====== Exercise input
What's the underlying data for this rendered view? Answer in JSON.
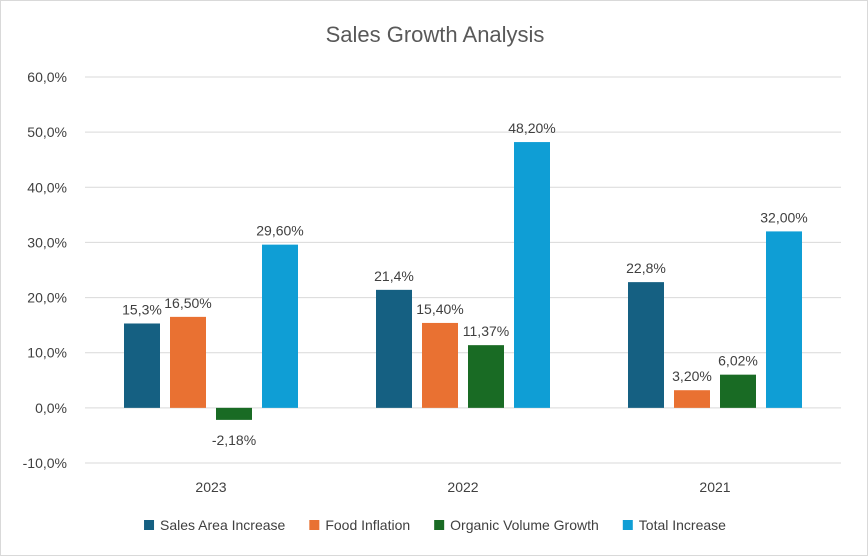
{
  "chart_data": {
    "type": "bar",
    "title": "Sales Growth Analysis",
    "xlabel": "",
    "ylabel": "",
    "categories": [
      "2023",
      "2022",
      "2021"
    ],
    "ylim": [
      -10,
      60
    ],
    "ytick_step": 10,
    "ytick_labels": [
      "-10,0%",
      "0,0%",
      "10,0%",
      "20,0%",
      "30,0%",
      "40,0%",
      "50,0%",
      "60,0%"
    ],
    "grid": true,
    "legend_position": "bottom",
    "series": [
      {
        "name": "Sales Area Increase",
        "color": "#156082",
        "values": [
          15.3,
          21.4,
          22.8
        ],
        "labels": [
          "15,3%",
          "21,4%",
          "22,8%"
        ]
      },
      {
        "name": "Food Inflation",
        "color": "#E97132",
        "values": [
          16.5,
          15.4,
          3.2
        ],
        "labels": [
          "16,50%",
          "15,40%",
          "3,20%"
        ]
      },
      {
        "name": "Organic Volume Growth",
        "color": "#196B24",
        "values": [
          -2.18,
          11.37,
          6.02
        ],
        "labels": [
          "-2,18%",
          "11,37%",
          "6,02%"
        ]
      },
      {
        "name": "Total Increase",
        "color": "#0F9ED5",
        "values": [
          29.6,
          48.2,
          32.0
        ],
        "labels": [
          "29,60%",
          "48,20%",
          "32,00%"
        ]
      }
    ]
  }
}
============
Instruction: Restate the full listing verbatim and drop every picture.

Right answer:
What's the underlying data for this rendered view? Answer in JSON.
{
  "chart_data": {
    "type": "bar",
    "title": "Sales Growth Analysis",
    "xlabel": "",
    "ylabel": "",
    "categories": [
      "2023",
      "2022",
      "2021"
    ],
    "ylim": [
      -10,
      60
    ],
    "ytick_step": 10,
    "ytick_labels": [
      "-10,0%",
      "0,0%",
      "10,0%",
      "20,0%",
      "30,0%",
      "40,0%",
      "50,0%",
      "60,0%"
    ],
    "grid": true,
    "legend_position": "bottom",
    "series": [
      {
        "name": "Sales Area Increase",
        "color": "#156082",
        "values": [
          15.3,
          21.4,
          22.8
        ],
        "labels": [
          "15,3%",
          "21,4%",
          "22,8%"
        ]
      },
      {
        "name": "Food Inflation",
        "color": "#E97132",
        "values": [
          16.5,
          15.4,
          3.2
        ],
        "labels": [
          "16,50%",
          "15,40%",
          "3,20%"
        ]
      },
      {
        "name": "Organic Volume Growth",
        "color": "#196B24",
        "values": [
          -2.18,
          11.37,
          6.02
        ],
        "labels": [
          "-2,18%",
          "11,37%",
          "6,02%"
        ]
      },
      {
        "name": "Total Increase",
        "color": "#0F9ED5",
        "values": [
          29.6,
          48.2,
          32.0
        ],
        "labels": [
          "29,60%",
          "48,20%",
          "32,00%"
        ]
      }
    ]
  }
}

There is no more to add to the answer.